Gather every line below where "swatch" appears.

Records to process:
--- start ---
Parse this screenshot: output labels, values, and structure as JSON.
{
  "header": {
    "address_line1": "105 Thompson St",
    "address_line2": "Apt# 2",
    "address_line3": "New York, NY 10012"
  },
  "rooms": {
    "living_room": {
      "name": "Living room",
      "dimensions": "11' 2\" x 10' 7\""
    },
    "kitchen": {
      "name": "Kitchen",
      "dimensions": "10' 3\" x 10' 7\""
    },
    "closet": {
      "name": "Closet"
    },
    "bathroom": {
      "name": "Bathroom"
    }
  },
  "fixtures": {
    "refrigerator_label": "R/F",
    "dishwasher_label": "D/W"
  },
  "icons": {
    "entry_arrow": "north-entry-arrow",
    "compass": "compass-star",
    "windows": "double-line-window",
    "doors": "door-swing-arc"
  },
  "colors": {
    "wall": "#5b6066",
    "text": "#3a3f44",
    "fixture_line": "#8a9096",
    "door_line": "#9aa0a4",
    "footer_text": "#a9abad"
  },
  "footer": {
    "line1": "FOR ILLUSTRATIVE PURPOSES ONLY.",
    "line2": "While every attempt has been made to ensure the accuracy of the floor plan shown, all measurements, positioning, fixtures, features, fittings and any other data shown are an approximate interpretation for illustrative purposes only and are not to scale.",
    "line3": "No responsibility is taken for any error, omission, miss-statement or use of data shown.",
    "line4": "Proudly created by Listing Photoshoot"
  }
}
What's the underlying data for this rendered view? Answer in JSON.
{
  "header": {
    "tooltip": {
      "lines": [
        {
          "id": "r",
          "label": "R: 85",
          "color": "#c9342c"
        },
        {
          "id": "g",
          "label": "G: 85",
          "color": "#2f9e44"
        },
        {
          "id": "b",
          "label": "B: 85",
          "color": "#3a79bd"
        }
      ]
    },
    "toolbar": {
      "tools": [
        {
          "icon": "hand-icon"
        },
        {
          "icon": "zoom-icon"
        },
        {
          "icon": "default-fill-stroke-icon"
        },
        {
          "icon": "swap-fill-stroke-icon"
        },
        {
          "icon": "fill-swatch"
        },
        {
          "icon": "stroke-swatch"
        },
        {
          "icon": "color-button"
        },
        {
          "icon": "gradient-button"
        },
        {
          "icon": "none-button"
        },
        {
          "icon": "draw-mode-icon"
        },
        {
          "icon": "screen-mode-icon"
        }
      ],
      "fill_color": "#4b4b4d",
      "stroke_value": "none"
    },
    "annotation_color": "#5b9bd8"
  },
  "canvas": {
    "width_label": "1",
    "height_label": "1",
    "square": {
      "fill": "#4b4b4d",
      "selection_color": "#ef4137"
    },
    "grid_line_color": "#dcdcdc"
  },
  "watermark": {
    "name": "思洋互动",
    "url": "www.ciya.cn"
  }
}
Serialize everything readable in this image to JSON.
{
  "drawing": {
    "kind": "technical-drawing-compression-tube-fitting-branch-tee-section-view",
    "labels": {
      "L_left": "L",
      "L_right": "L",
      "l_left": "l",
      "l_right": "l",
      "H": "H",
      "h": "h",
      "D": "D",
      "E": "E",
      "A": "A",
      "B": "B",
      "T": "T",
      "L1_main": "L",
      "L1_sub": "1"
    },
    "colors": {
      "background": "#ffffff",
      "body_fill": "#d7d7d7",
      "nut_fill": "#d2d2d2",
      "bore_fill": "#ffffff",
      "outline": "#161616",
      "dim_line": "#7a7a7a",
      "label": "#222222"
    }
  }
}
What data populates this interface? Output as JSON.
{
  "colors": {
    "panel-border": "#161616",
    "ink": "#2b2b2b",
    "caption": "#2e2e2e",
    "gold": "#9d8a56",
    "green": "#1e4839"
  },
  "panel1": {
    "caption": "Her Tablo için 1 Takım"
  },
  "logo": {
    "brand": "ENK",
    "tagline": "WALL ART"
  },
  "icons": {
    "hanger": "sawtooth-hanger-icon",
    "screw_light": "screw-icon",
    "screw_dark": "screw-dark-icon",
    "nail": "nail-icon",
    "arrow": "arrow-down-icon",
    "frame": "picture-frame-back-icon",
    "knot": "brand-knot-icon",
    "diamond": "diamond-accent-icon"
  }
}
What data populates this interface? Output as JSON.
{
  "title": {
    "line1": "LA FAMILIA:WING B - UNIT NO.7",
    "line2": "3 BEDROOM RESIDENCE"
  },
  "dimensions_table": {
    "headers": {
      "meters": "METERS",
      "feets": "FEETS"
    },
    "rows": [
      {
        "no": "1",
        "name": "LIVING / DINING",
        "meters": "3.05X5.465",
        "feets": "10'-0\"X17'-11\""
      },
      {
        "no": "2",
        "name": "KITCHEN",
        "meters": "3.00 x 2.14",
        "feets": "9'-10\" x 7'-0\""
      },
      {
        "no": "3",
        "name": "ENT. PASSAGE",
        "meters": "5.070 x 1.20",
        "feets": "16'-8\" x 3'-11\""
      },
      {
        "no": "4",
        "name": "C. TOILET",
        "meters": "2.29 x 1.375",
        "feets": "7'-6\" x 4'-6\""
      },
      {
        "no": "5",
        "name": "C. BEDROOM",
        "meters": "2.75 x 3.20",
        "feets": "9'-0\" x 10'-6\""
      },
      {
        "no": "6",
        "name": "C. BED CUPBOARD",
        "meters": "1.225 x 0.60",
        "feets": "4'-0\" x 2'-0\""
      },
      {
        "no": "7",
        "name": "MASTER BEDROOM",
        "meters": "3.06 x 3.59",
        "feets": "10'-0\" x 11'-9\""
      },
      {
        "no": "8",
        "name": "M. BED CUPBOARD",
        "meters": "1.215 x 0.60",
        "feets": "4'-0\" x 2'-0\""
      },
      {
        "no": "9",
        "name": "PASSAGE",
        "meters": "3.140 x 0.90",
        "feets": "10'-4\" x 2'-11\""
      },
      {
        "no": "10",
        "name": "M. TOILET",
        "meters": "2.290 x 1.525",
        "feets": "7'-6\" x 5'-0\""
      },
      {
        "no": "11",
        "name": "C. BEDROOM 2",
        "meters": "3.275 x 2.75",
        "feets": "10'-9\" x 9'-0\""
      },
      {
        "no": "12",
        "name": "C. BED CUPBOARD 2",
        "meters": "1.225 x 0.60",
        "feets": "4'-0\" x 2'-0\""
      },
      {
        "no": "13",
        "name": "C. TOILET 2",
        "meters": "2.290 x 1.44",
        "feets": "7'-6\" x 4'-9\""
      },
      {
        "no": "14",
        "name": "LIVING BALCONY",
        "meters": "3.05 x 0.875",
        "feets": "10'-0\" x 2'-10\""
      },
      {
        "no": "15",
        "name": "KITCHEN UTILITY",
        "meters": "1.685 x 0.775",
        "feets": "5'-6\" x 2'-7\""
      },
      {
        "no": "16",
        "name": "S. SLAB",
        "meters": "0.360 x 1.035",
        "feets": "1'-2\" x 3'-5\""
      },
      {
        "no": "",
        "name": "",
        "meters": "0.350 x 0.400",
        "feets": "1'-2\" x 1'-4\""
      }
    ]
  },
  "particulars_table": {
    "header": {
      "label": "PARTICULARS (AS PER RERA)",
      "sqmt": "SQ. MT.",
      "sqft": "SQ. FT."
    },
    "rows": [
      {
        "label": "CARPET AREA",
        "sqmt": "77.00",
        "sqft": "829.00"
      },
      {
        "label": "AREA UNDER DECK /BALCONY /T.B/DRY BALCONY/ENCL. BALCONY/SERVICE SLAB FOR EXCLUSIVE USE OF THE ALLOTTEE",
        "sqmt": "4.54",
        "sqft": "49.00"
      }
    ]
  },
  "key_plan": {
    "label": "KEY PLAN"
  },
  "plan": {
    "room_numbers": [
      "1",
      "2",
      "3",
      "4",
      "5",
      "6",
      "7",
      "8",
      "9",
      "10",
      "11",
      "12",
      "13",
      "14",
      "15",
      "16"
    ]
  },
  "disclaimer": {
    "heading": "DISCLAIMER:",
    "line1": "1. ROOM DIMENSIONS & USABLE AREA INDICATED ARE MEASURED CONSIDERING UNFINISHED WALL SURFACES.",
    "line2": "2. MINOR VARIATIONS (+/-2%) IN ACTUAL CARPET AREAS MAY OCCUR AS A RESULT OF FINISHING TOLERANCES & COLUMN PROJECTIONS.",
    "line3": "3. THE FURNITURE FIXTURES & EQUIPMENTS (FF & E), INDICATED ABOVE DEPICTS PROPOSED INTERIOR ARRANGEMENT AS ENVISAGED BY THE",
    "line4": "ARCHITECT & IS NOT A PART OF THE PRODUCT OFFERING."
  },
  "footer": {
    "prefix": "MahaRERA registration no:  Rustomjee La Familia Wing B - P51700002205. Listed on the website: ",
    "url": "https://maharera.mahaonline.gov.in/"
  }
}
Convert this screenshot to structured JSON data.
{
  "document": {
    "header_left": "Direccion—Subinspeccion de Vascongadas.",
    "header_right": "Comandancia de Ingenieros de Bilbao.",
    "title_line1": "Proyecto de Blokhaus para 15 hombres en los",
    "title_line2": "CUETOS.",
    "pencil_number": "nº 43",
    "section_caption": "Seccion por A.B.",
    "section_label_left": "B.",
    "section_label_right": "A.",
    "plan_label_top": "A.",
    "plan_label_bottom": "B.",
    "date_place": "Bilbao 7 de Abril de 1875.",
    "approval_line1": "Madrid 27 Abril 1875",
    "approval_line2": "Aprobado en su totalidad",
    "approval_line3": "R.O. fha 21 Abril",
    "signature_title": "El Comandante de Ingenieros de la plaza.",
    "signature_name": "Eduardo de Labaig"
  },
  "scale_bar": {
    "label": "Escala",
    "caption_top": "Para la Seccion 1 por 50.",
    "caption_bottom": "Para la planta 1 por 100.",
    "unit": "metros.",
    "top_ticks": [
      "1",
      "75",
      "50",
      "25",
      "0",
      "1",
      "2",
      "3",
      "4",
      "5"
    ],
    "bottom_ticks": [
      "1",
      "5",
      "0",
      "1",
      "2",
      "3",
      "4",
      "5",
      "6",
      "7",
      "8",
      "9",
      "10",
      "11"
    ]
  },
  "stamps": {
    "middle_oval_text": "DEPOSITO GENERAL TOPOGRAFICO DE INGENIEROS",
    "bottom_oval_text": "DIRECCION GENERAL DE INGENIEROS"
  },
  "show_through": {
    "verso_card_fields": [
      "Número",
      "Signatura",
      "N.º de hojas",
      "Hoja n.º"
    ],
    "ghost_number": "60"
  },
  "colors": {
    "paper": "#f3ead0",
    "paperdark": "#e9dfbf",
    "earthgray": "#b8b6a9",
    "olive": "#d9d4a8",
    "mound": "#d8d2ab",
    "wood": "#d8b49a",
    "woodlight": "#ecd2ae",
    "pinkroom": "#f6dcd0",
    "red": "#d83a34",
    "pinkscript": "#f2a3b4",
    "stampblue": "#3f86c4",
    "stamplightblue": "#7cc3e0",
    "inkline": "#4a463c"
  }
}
--- end ---
Finished task:
          "icon": "fill-swatch"
          "icon": "stroke-swatch"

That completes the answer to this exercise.